### EXTRACT TO READ
- Opening Delimiter -

The Judiciary of Albania interprets and applies the law of Albania. Albania's judicial system is a civil law system divided between courts with regular civil and criminal jurisdiction and administrative courts. Albanian law is codified and based on the French law. It is governed by the High Council of Justice (Këshilli i Lartë i Drejtësisë), and its management is aided by the office of the President of Albania, the Ministry of Justice, and the various courts chairpersons.

The judiciary is defined under the Constitution (Kushtetuta) and Law with a hierarchical structure, with the Constitutional Court (Gjykata Kushtetuese) and the Supreme Court (Gjykata e Lartë) at the apex. The District Courts (Gjykatat e Rrethit Gjyqësor) are the primary trial courts, and the Courts of Appeal (Gjykatat e Apelit) are the primary appellate courts.

- Closing Delimiter -

### ABOUT THIS TASK
Based on the passage on Albania's judiciary, explain what makes the judicial structure hierarchical.

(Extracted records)
- Opening Delimiter -

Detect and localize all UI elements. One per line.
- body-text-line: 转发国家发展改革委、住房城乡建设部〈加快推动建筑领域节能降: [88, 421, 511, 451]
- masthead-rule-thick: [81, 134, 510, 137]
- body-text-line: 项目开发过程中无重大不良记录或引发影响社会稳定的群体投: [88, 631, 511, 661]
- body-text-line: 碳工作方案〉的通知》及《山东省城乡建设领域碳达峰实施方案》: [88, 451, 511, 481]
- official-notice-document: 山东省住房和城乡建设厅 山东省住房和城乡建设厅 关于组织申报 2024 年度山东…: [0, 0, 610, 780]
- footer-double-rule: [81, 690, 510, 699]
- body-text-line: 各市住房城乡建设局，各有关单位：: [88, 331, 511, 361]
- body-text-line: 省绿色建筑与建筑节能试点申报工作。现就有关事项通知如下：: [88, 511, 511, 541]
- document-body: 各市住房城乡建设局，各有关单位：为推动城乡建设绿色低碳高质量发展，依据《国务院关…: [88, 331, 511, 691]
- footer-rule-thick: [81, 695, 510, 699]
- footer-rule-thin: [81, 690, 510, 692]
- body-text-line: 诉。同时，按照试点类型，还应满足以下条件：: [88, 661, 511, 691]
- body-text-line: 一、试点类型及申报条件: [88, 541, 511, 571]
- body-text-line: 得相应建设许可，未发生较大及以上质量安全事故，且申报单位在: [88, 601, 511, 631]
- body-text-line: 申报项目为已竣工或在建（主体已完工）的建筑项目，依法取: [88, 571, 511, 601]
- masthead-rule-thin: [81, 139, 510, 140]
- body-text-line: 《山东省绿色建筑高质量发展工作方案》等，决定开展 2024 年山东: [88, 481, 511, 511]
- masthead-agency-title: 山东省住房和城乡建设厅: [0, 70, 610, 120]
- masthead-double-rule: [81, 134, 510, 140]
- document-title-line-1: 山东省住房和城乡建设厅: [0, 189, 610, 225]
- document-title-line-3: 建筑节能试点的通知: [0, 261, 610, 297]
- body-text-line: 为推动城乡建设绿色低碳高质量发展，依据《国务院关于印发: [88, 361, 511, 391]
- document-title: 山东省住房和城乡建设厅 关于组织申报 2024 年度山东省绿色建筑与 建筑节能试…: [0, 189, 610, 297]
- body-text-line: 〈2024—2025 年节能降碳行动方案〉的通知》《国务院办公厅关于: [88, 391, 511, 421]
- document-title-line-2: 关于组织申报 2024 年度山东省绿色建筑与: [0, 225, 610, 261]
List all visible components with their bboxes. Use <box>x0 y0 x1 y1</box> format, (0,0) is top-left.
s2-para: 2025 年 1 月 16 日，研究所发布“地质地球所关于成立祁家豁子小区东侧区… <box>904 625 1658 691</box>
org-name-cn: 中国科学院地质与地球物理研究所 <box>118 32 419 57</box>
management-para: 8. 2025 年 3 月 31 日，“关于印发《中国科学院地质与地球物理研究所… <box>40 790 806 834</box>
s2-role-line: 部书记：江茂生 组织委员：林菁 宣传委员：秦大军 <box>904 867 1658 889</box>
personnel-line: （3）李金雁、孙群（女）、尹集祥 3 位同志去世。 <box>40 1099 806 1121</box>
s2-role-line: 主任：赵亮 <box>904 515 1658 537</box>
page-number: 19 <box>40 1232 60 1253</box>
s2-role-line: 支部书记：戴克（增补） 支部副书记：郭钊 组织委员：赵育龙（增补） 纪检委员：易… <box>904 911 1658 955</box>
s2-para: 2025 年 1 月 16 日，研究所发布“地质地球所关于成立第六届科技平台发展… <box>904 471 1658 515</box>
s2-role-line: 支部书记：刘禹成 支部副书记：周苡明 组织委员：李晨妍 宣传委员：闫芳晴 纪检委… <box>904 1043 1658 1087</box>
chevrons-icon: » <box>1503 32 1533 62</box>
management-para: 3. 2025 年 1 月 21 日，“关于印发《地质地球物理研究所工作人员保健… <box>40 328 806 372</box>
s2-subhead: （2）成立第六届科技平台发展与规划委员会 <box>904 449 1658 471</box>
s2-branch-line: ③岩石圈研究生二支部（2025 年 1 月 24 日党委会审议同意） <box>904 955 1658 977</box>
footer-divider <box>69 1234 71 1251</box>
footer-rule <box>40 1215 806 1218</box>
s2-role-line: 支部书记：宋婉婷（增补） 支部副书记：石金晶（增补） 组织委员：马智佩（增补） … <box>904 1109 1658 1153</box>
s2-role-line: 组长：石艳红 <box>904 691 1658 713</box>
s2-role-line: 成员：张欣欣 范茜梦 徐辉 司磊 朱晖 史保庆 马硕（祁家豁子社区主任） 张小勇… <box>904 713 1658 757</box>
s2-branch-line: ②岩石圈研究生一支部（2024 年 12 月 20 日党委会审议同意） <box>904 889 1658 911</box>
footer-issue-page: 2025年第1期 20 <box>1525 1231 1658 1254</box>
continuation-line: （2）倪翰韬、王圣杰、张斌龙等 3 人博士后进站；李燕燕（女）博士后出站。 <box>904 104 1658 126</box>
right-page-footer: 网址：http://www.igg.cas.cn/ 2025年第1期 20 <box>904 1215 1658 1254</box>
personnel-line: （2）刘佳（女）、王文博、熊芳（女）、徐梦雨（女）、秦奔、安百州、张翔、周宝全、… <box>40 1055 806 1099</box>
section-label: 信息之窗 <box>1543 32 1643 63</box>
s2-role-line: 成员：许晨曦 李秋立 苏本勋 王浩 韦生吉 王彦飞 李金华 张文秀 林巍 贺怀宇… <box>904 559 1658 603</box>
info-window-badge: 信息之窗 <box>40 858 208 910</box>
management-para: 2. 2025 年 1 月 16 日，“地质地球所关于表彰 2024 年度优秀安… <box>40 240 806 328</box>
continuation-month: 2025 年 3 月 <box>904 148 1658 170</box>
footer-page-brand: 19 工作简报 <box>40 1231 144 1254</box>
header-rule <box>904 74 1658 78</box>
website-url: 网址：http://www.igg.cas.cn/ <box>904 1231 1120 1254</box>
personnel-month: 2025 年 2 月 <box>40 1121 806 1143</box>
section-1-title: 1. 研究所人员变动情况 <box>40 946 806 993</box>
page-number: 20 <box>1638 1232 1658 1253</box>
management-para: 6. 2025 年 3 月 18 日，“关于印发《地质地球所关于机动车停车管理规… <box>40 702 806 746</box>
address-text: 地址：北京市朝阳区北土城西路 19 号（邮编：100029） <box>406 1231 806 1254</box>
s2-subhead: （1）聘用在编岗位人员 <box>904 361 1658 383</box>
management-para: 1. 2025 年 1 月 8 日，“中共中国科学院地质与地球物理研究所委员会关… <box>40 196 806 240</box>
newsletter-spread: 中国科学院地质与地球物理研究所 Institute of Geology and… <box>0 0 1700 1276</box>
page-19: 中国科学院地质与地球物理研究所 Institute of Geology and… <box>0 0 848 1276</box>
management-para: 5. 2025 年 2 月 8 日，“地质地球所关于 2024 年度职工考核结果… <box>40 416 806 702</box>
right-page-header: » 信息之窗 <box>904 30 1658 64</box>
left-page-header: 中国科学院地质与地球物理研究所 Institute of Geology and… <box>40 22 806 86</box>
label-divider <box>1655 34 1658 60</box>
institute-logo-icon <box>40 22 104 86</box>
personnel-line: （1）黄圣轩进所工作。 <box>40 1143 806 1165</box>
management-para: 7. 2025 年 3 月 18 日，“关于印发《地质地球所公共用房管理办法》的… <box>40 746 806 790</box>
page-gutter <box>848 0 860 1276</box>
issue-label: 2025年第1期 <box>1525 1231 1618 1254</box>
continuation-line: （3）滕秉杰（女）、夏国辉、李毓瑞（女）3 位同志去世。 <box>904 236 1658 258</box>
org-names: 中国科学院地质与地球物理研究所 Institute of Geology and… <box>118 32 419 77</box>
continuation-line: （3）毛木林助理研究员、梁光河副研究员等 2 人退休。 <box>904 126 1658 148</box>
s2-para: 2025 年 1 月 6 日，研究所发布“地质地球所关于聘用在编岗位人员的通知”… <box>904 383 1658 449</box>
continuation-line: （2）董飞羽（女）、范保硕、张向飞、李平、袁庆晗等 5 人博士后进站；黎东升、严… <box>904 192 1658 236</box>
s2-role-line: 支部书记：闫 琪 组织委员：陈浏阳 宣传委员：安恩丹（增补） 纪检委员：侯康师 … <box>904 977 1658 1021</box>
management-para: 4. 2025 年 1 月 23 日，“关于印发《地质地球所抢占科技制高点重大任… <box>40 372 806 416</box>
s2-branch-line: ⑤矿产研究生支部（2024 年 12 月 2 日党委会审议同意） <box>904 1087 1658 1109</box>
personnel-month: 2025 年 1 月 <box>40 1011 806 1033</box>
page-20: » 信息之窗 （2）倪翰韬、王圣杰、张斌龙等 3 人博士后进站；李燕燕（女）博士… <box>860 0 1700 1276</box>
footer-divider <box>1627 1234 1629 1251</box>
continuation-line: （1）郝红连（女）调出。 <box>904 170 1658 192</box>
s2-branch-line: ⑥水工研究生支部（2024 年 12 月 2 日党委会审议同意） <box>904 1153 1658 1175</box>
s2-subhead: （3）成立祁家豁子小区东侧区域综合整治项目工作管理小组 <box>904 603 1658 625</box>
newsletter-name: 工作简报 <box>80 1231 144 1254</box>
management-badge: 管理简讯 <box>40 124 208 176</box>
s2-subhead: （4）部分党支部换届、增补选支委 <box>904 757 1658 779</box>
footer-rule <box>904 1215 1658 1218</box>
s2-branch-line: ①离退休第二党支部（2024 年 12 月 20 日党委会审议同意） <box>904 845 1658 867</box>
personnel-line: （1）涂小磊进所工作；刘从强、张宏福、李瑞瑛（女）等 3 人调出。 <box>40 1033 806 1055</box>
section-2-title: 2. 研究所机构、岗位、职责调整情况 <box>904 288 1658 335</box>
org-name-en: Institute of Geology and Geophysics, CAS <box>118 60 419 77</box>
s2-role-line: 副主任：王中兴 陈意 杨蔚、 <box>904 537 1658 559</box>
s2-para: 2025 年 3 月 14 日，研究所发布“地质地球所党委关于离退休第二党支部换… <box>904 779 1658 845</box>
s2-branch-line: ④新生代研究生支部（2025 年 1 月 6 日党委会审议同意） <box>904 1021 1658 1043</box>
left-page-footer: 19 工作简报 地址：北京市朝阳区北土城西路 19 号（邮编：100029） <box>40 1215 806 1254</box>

- Closing Delimiter -

### TASK SOLUTION
The Constitution and Law define the judiciary with the Constitutional Court and the Supreme Court at the apex. Below them, the Courts of Appeal serve as the primary appellate courts and the District Courts as the primary trial courts.